Requirements –
Every line in the listing is to be echoed verbatim.

──────── Records provided

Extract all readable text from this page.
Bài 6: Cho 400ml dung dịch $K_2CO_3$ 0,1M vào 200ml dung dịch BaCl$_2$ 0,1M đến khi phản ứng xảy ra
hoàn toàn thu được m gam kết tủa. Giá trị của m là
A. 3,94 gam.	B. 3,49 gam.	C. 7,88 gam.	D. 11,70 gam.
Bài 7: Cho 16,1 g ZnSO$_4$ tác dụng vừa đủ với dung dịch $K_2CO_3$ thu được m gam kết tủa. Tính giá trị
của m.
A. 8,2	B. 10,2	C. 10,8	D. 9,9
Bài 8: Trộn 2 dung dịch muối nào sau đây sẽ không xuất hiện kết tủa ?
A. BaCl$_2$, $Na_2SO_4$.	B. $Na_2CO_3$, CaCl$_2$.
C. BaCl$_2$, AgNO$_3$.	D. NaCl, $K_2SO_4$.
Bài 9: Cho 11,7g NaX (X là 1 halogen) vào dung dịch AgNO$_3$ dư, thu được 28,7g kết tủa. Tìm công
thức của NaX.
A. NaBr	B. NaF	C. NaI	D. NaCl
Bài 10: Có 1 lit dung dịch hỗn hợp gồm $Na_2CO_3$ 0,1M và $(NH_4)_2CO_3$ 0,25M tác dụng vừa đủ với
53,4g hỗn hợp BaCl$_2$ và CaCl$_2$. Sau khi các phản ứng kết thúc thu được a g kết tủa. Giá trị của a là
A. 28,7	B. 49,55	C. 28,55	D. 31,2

────────────────

Completed exercise –
Extract all readable text from this page.
Bài 6: Cho 400ml dung dịch $K_2CO_3$ 0,1M vào 200ml dung dịch BaCl$_2$ 0,1M đến khi phản ứng xảy ra
hoàn toàn thu được m gam kết tủa. Giá trị của m là
A. 3,94 gam.	B. 3,49 gam.	C. 7,88 gam.	D. 11,70 gam.
Bài 7: Cho 16,1 g ZnSO$_4$ tác dụng vừa đủ với dung dịch $K_2CO_3$ thu được m gam kết tủa. Tính giá trị
của m.
A. 8,2	B. 10,2	C. 10,8	D. 9,9
Bài 8: Trộn 2 dung dịch muối nào sau đây sẽ không xuất hiện kết tủa ?
A. BaCl$_2$, $Na_2SO_4$.	B. $Na_2CO_3$, CaCl$_2$.
C. BaCl$_2$, AgNO$_3$.	D. NaCl, $K_2SO_4$.
Bài 9: Cho 11,7g NaX (X là 1 halogen) vào dung dịch AgNO$_3$ dư, thu được 28,7g kết tủa. Tìm công
thức của NaX.
A. NaBr	B. NaF	C. NaI	D. NaCl
Bài 10: Có 1 lit dung dịch hỗn hợp gồm $Na_2CO_3$ 0,1M và $(NH_4)_2CO_3$ 0,25M tác dụng vừa đủ với
53,4g hỗn hợp BaCl$_2$ và CaCl$_2$. Sau khi các phản ứng kết thúc thu được a g kết tủa. Giá trị của a là
A. 28,7	B. 49,55	C. 28,55	D. 31,2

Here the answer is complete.